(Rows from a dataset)
◆ ◆ ◆ ◆
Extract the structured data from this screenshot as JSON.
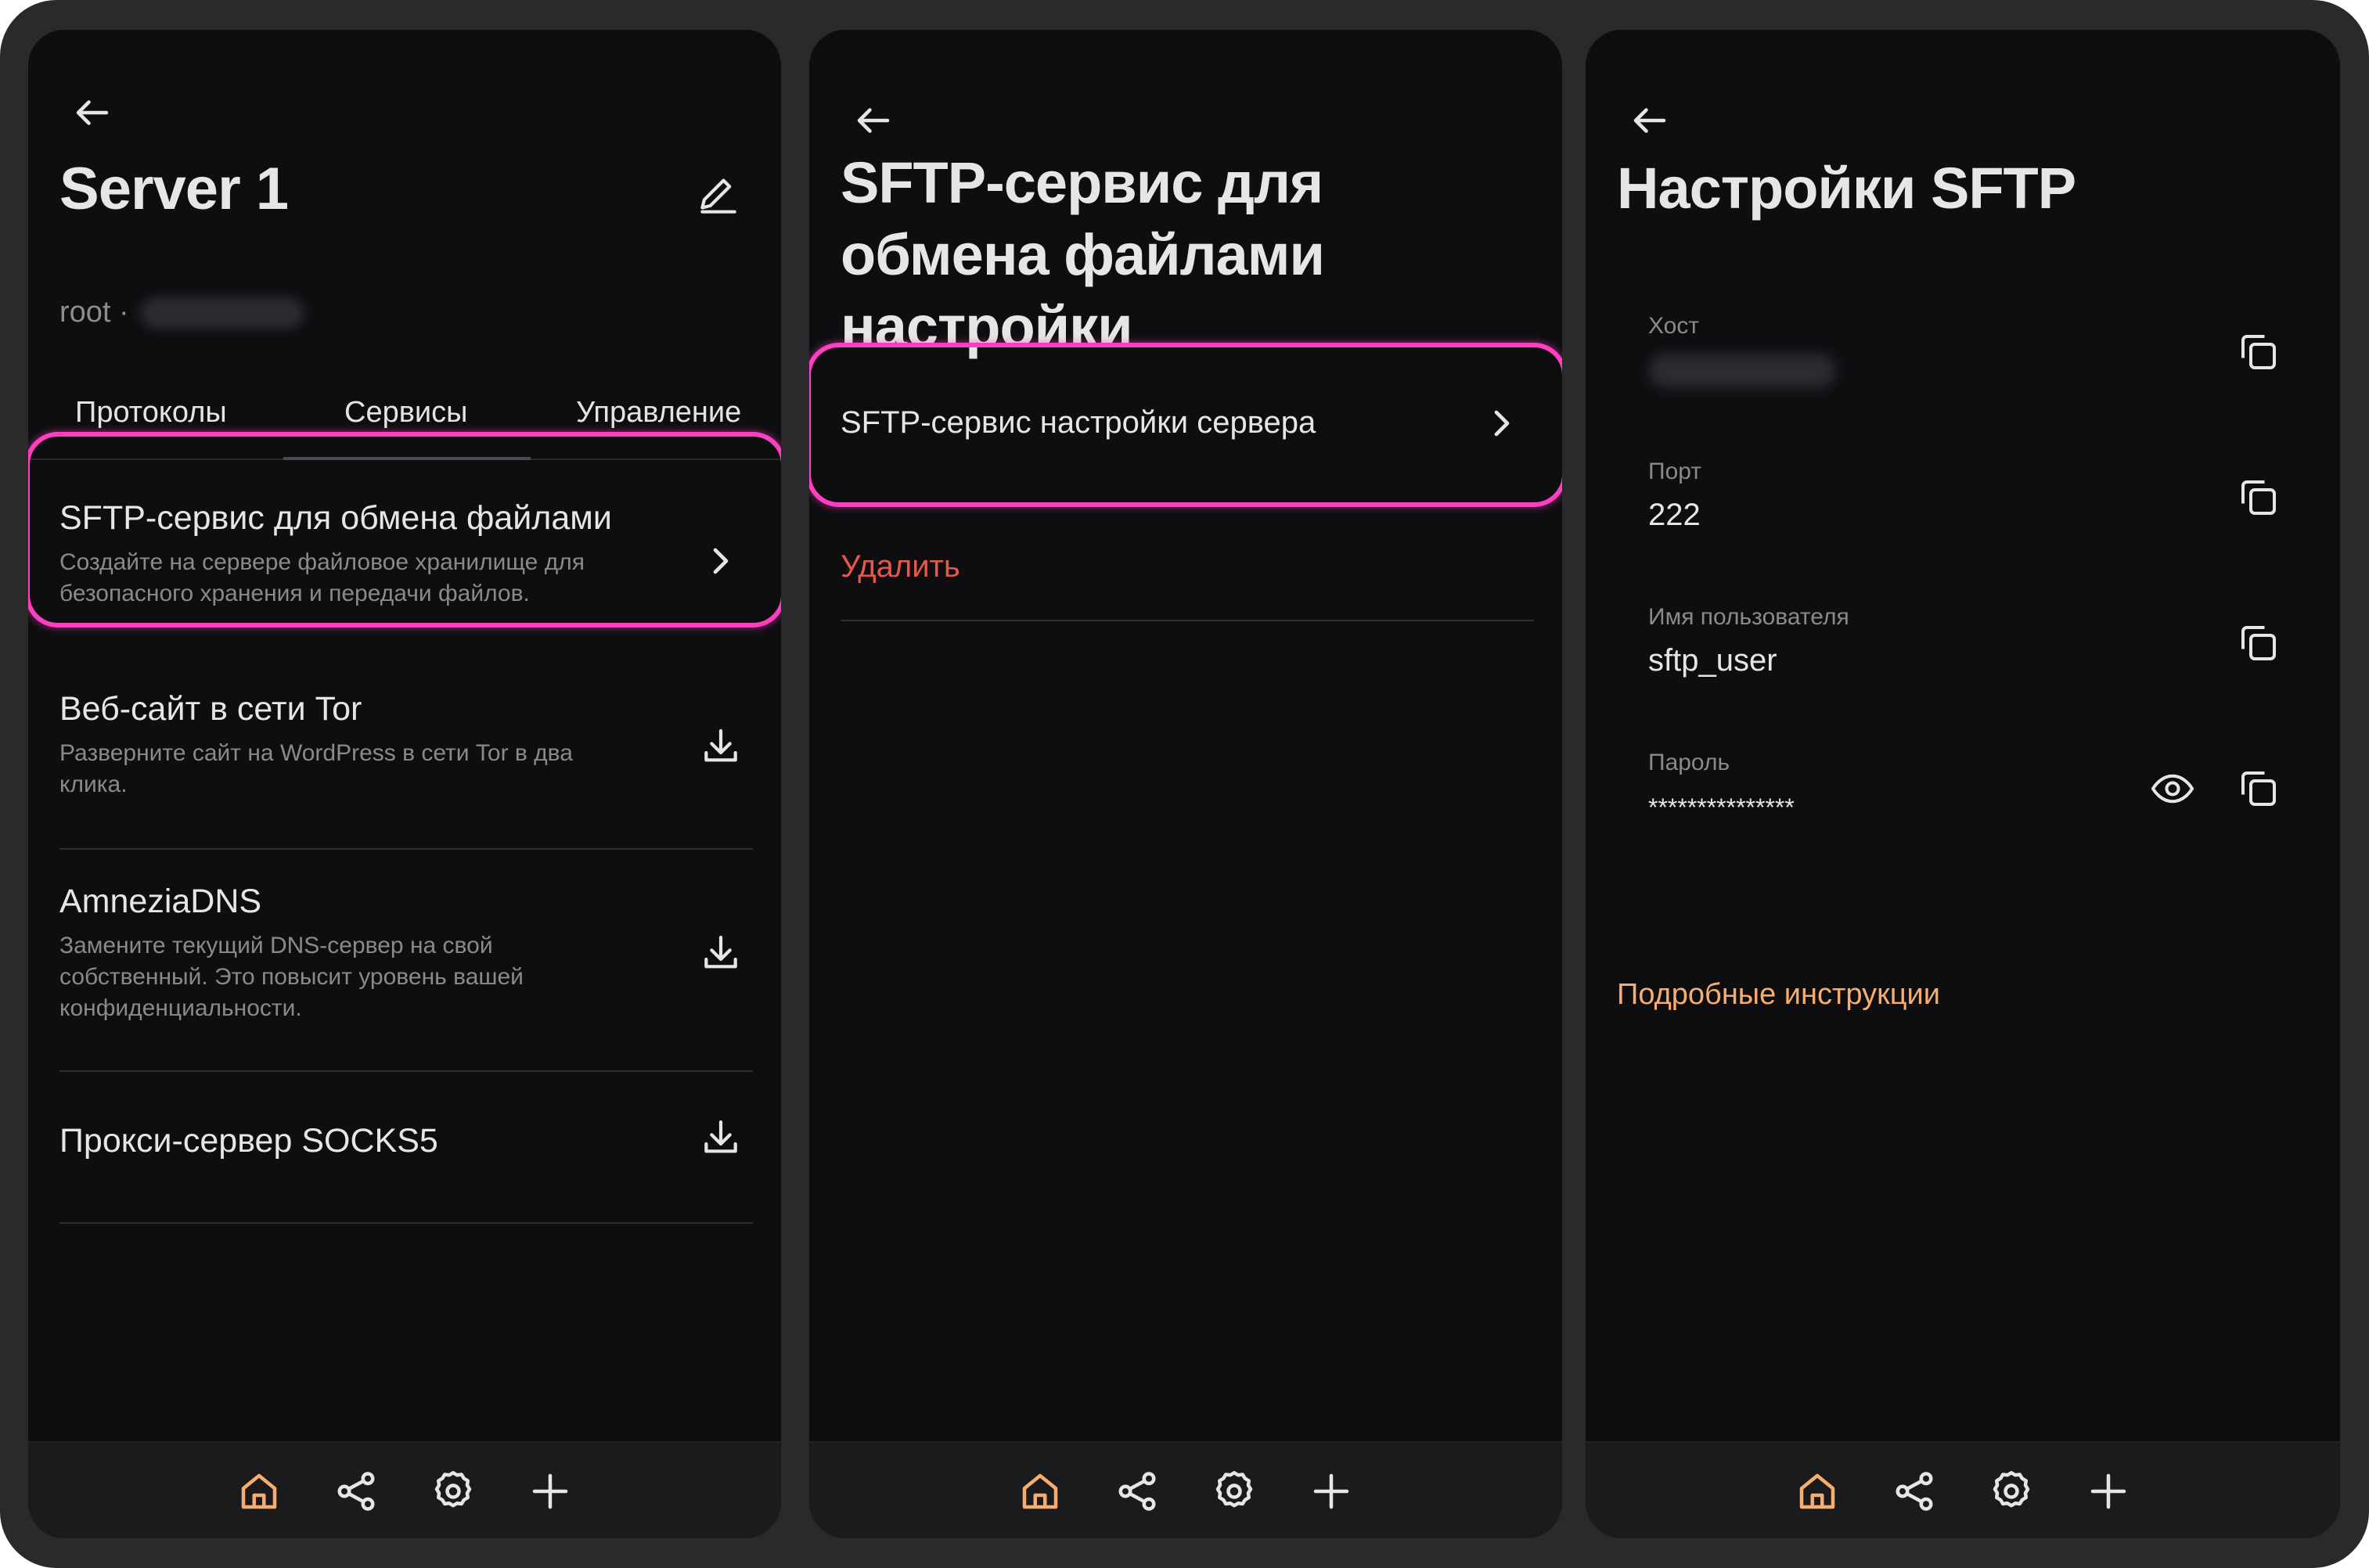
{
  "colors": {
    "accent": "#F7AD6F",
    "highlight": "#FF3FC2",
    "danger": "#E8574C",
    "background": "#0E0E11"
  },
  "screen1": {
    "title": "Server 1",
    "subtitle_user": "root ·",
    "tabs": [
      "Протоколы",
      "Сервисы",
      "Управление"
    ],
    "items": [
      {
        "name": "SFTP-сервис для обмена файлами",
        "desc": "Создайте на сервере файловое хранилище для безопасного хранения и передачи файлов.",
        "icon": "chevron-right-icon"
      },
      {
        "name": "Веб-сайт в сети Tor",
        "desc": "Разверните сайт на WordPress в сети Tor в два клика.",
        "icon": "download-icon"
      },
      {
        "name": "AmneziaDNS",
        "desc": "Замените текущий DNS-сервер на свой собственный. Это повысит уровень вашей конфиденциальности.",
        "icon": "download-icon"
      },
      {
        "name": "Прокси-сервер SOCKS5",
        "desc": "",
        "icon": "download-icon"
      }
    ]
  },
  "screen2": {
    "title": "SFTP-сервис для обмена файлами настройки",
    "item": "SFTP-сервис настройки сервера",
    "delete": "Удалить"
  },
  "screen3": {
    "title": "Настройки SFTP",
    "fields": [
      {
        "label": "Хост",
        "value": ""
      },
      {
        "label": "Порт",
        "value": "222"
      },
      {
        "label": "Имя пользователя",
        "value": "sftp_user"
      },
      {
        "label": "Пароль",
        "value": "***************"
      }
    ],
    "instructions": "Подробные инструкции"
  },
  "bottom_nav": [
    "home-icon",
    "share-icon",
    "gear-icon",
    "plus-icon"
  ]
}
◆ ◆ ◆ ◆
> Short task
Each line that has the word "desc" should be copied.

> Response to the task
        "desc": "Создайте на сервере файловое хранилище для безопасного хранения и передачи файлов.",
        "desc": "Разверните сайт на WordPress в сети Tor в два клика.",
        "desc": "Замените текущий DNS-сервер на свой собственный. Это повысит уровень вашей конфиденциальности.",
        "desc": "",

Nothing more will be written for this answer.